----- 本文抜粋 -----

ただ、出来には不満げだった。

「いい時のジャンプにはならず悔しい。本当はもっと(成功に)近くなっていると思います」

 異例のシーズンとなった今季は拠点のカナダに渡らず、日本にとどまった。GPシリーズは欠場。コーチ不在で長い時間、一人でリンクに立つ中で、その多くをクワッドアクセルに費やした。トライ数は1千回を超え、「あと8分の1回転」で着氷できるところまで迫っているという。課題も明白だ。

「(ジャンプが)高くなると、体が拒絶反応を示す。高さと回ることの両立が難しいです」

■目標は五輪金ではない

 今季、大会に出場したのは5年ぶりに優勝した昨年12月の全日本選手権と今年3月の世界選手権、そして4月の世界国別対抗戦の三つのみだった。どの取材の場でも繰り返したのはクワッドアクセルへの強い思いだ。

「(3連覇がかかる北京)オリンピックの金メダルではなく、4回転半を成功させるのが一番の目標です」とも話した。

-----

-- 実施課題 --
A. 本文抜粋に基づき、次の問いに答えてください。
(i) クワッドアクセルのトライ数は何回を超えたか。
(ii) 今季出場した大会のうち、5年ぶりに優勝したのはどの大会か。
(iii) 一番の目標として挙げられているのは何か。
B. 本文抜粋の「異例のシーズンとなった今季は」から「一番の目標です」とも話した。」までを、「クワッドアクセル」を「4回転半ジャンプ」に置き換えて書き直してください。
C. 本文抜粋では、高さと回転の両立が難しいとされています。その理由を1～3文で説明してください。

----- データ行 -----

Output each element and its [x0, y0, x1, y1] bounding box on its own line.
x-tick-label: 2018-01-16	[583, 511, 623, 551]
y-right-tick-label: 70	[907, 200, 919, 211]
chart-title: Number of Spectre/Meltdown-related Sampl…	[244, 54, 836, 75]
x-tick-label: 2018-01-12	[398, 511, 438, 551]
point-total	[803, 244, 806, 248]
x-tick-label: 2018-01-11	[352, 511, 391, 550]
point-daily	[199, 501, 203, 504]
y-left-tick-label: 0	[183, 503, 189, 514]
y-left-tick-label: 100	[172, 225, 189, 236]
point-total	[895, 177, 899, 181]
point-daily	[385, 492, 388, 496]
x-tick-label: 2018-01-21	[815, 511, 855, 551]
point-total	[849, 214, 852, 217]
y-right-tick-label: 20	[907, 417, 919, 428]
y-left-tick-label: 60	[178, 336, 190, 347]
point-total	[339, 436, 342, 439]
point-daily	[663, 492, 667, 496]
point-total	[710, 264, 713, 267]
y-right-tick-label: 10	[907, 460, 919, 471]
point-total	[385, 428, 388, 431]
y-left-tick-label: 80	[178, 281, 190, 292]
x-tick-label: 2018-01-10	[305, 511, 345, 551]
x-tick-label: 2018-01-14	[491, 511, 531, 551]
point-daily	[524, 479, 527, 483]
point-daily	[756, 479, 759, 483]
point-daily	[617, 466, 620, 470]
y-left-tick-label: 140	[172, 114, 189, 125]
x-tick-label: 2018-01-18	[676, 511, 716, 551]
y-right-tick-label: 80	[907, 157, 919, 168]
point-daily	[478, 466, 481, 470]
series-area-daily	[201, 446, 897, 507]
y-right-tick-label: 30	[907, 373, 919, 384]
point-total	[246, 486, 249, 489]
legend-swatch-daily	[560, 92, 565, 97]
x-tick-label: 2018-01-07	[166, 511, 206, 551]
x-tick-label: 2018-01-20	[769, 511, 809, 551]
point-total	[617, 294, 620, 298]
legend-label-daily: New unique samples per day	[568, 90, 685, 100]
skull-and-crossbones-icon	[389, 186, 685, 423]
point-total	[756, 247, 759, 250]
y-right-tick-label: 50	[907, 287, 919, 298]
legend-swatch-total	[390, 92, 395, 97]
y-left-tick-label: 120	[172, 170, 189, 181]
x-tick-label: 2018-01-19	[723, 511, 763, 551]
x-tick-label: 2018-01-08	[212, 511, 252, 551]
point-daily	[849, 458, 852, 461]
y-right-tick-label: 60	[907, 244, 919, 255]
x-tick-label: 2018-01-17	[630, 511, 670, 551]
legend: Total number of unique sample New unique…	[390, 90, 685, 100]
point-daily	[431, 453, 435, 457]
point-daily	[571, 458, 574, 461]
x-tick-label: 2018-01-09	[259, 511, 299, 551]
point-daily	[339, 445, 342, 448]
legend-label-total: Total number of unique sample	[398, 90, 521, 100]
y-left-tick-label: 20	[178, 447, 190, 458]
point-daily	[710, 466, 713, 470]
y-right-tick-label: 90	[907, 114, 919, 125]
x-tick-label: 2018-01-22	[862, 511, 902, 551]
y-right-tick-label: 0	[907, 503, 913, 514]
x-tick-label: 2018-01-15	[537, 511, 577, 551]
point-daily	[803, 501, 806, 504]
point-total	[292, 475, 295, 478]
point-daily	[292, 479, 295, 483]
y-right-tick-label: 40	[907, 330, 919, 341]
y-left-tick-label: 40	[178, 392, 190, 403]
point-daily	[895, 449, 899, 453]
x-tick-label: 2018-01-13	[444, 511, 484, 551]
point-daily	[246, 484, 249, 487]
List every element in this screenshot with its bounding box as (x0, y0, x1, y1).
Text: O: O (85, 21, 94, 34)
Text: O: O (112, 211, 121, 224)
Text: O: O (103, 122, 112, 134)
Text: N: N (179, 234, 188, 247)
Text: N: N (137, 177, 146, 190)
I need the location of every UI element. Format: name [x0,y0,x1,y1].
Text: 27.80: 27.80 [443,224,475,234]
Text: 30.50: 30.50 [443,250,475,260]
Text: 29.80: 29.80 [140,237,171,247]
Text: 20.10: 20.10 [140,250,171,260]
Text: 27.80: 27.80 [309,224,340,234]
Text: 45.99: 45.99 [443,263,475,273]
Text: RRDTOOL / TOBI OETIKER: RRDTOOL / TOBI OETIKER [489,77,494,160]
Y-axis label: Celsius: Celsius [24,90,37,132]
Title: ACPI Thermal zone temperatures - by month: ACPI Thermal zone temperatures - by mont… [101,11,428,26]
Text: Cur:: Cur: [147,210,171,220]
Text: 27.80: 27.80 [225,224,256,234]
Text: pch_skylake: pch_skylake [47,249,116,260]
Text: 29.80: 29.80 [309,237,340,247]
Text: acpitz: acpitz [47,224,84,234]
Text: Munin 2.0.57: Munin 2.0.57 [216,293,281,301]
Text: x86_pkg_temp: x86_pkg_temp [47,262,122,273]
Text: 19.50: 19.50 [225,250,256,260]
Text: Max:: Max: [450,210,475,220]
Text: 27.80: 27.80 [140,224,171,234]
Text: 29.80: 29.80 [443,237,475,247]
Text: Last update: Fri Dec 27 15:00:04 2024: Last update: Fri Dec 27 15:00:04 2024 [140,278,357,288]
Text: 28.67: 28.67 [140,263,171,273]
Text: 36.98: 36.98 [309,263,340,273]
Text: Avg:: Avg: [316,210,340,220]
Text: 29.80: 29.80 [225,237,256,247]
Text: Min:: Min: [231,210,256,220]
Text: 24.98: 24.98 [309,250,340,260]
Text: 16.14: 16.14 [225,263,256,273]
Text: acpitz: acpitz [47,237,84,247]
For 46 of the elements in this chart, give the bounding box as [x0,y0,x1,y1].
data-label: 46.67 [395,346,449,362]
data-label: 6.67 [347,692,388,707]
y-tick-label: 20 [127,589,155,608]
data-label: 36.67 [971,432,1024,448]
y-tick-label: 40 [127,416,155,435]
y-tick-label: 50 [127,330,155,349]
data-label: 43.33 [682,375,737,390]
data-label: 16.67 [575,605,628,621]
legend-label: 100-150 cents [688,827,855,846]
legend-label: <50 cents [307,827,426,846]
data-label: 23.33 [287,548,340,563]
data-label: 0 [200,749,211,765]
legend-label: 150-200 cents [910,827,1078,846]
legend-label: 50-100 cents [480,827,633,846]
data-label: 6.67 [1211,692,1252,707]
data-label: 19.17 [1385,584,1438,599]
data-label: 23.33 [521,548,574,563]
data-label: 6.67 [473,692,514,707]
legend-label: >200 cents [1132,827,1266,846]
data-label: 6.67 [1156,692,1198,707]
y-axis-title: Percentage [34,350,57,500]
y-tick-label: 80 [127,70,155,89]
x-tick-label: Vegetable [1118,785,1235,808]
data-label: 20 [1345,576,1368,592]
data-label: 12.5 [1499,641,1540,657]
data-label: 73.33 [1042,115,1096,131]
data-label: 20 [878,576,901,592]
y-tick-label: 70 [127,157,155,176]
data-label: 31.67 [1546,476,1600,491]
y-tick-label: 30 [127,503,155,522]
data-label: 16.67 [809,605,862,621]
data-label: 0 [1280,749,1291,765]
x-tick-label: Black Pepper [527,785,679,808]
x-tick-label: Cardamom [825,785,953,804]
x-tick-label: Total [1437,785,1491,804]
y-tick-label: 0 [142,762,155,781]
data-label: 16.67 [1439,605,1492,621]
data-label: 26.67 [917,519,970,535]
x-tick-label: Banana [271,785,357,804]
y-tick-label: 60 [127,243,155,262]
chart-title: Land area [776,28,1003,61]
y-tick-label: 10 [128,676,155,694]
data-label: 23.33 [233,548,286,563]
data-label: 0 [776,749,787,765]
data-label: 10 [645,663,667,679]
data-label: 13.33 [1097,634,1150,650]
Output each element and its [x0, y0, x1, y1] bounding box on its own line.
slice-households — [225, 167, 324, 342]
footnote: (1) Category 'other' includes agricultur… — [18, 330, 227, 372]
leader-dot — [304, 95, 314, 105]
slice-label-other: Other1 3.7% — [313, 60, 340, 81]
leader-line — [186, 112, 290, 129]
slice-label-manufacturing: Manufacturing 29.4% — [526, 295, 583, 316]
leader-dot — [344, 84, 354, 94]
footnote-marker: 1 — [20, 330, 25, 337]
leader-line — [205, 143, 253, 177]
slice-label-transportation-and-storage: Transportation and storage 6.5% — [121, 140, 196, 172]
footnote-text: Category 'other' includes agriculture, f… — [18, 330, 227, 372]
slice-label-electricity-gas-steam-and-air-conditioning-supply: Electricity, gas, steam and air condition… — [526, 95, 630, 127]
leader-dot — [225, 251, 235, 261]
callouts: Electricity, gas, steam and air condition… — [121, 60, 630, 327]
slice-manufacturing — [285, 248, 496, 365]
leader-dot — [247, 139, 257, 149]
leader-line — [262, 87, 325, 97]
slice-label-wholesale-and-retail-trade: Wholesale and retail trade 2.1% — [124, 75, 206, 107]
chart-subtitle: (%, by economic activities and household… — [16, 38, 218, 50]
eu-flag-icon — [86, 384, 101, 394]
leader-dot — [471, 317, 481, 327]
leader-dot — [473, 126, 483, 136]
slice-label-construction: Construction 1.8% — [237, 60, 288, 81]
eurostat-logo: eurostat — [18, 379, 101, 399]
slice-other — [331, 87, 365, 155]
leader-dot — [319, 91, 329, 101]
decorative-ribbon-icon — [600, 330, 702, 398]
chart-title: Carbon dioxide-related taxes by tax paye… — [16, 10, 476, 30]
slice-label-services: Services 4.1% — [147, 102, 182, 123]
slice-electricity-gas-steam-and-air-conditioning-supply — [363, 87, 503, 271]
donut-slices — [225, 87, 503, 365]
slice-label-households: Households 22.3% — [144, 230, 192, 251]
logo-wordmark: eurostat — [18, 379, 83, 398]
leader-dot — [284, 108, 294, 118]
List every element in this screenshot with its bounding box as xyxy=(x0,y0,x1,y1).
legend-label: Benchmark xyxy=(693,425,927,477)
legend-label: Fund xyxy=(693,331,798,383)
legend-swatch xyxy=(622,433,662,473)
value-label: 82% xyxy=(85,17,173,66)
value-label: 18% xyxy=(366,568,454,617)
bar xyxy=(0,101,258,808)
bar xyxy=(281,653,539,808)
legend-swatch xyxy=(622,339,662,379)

-----

-- 回答一覧 --
A.
(i) 1千回
(ii) 昨年12月の全日本選手権
(iii) 4回転半を成功させること

B.
異例のシーズンとなった今季は拠点のカナダに渡らず、日本にとどまった。GPシリーズは欠場。コーチ不在で長い時間、一人でリンクに立つ中で、その多くを4回転半ジャンプに費やした。トライ数は1千回を超え、「あと8分の1回転」で着氷できるところまで迫っているという。課題も明白だ。

「(ジャンプが)高くなると、体が拒絶反応を示す。高さと回ることの両立が難しいです」

■目標は五輪金ではない

 今季、大会に出場したのは5年ぶりに優勝した昨年12月の全日本選手権と今年3月の世界選手権、そして4月の世界国別対抗戦の三つのみだった。どの取材の場でも繰り返したのは4回転半ジャンプへの強い思いだ。

「(3連覇がかかる北京)オリンピックの金メダルではなく、4回転半を成功させるのが一番の目標です」とも話した。

C. ジャンプが高くなると、体が拒絶反応を示すためです。